## Start
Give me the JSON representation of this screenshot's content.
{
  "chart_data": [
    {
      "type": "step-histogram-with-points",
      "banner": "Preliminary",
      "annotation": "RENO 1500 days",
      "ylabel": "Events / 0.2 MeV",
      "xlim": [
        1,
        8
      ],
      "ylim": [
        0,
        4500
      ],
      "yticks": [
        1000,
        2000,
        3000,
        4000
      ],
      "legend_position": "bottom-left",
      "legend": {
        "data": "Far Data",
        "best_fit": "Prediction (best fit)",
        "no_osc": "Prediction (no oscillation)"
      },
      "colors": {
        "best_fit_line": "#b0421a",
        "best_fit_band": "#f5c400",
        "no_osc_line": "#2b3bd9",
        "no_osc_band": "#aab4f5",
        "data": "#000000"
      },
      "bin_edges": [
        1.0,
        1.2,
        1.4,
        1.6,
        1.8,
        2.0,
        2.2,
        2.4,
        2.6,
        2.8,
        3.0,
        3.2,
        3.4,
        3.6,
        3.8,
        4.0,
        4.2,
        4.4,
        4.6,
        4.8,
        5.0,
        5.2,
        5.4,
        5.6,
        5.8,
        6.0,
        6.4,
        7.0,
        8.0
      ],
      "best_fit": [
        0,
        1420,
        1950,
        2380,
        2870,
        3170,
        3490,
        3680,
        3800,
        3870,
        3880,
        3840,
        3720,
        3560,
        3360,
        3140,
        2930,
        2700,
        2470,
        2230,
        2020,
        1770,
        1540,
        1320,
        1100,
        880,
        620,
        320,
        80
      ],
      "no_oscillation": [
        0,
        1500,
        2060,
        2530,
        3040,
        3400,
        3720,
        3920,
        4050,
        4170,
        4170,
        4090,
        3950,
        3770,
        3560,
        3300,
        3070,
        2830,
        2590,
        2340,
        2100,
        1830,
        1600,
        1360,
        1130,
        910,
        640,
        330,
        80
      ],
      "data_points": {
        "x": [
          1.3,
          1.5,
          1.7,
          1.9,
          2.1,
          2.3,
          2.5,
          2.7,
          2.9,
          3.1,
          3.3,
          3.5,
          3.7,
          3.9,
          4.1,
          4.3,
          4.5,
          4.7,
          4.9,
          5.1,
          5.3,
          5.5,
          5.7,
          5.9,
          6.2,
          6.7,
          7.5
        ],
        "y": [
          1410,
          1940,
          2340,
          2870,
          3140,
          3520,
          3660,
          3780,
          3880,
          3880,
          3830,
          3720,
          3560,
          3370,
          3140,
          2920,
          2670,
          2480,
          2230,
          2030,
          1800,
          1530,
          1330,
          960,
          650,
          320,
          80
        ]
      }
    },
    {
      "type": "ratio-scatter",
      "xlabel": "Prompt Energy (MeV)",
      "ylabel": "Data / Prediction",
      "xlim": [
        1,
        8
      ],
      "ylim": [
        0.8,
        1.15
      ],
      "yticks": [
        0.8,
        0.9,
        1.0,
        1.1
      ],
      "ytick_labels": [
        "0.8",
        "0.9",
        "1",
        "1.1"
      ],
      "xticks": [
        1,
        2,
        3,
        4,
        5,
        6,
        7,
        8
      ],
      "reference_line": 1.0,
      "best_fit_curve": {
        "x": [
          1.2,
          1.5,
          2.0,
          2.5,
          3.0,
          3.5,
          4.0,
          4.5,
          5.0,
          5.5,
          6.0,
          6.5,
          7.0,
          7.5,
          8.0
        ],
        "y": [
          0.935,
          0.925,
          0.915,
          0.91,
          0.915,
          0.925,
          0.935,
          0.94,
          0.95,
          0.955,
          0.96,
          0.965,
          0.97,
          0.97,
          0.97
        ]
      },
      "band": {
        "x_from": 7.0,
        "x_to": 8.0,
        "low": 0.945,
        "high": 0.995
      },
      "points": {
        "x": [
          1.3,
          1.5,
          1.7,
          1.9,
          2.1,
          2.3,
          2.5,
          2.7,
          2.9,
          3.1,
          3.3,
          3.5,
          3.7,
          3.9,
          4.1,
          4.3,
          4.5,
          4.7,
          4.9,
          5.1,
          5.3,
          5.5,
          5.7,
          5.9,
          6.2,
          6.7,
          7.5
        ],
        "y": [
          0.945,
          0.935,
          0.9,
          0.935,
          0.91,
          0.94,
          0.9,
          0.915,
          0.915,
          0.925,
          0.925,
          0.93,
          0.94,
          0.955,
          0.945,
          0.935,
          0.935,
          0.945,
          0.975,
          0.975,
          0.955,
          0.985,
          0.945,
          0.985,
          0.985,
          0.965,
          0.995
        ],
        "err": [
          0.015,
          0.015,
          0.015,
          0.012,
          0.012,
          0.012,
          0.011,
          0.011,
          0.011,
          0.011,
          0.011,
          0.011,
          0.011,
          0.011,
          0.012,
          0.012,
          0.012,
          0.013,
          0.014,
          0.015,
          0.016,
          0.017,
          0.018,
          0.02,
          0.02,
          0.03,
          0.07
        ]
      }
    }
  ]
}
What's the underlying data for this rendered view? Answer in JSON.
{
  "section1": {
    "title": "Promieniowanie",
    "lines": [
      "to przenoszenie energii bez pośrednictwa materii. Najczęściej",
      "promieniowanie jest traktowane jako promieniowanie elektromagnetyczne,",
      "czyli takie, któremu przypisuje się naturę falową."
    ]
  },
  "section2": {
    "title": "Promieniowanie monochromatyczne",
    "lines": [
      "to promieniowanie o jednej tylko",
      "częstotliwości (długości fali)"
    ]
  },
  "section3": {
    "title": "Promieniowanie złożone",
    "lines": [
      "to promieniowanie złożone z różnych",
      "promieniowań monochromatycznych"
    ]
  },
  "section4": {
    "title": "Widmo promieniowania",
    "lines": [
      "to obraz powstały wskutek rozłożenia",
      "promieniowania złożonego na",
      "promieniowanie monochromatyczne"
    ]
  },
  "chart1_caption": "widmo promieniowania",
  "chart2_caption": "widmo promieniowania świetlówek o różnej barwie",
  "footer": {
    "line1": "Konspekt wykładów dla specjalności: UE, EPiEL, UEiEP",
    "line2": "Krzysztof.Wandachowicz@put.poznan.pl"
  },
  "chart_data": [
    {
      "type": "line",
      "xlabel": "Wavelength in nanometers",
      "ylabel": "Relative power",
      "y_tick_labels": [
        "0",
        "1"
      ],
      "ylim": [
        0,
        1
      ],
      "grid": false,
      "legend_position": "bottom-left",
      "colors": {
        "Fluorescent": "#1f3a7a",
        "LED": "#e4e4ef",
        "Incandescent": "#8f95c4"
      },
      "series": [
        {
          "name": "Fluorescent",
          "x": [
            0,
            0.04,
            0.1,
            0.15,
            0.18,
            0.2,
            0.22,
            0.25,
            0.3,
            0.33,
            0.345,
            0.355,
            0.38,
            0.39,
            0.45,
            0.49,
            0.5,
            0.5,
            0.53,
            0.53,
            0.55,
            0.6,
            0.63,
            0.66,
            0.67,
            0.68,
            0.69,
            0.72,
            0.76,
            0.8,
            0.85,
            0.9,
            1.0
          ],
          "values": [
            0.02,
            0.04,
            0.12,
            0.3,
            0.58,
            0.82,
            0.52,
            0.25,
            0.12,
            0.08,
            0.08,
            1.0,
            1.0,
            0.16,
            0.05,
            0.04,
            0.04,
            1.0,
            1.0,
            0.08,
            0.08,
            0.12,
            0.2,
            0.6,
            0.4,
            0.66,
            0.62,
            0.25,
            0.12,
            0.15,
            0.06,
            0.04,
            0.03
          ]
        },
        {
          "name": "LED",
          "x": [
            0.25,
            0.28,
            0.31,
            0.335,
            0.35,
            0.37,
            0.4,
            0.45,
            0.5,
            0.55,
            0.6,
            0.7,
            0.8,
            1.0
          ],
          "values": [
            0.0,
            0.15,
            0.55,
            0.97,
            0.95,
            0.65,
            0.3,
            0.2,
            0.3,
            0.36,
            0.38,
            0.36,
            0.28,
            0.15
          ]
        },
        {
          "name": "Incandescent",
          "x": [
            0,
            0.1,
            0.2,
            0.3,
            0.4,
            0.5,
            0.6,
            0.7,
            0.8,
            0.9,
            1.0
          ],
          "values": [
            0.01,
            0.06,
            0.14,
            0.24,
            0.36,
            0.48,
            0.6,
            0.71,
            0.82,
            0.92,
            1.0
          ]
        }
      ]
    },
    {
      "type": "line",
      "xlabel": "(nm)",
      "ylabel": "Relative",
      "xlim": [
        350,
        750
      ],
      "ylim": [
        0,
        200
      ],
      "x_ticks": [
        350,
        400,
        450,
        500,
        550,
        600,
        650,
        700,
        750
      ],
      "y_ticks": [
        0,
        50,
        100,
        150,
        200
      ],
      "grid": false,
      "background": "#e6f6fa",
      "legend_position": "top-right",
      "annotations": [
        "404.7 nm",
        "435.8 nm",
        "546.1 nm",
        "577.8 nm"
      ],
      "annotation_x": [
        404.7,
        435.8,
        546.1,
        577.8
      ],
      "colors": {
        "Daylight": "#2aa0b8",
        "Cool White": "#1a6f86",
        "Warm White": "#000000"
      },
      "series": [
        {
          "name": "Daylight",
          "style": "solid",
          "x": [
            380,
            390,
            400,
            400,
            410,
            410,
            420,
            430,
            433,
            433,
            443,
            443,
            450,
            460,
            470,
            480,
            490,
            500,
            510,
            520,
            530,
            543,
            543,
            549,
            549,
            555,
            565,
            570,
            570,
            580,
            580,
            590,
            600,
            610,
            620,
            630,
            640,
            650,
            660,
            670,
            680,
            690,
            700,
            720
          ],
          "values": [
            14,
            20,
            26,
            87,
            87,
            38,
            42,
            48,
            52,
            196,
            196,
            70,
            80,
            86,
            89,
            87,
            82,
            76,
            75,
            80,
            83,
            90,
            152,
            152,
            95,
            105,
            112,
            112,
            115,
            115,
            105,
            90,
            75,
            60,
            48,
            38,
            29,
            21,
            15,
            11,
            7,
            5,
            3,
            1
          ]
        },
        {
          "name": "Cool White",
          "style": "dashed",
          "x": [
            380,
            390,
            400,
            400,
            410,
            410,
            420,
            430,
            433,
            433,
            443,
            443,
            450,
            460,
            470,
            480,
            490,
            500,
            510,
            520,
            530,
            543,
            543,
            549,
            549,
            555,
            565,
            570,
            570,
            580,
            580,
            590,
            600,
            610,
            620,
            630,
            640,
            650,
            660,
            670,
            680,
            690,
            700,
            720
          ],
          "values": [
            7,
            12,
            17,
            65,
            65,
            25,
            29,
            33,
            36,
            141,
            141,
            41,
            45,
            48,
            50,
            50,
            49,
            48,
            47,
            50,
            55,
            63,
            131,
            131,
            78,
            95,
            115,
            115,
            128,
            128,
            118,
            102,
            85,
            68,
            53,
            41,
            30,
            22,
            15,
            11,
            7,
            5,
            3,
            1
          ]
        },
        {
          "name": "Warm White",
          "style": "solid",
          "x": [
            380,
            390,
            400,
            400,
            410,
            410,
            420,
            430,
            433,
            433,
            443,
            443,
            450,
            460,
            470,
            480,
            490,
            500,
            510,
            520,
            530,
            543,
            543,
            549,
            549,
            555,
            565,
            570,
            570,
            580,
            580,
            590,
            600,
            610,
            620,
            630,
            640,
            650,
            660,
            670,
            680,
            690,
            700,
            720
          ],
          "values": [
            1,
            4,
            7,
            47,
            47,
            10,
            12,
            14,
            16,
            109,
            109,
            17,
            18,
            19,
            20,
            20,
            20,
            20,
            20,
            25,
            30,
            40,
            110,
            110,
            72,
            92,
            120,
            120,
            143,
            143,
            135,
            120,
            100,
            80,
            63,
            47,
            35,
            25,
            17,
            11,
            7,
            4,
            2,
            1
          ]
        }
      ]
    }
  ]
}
## End
- What is being asked
Pull out all lines from the entries above that include the word "name".

- Output for this task
          "name": "Fluorescent",
          "name": "LED",
          "name": "Incandescent",
          "name": "Daylight",
          "name": "Cool White",
          "name": "Warm White",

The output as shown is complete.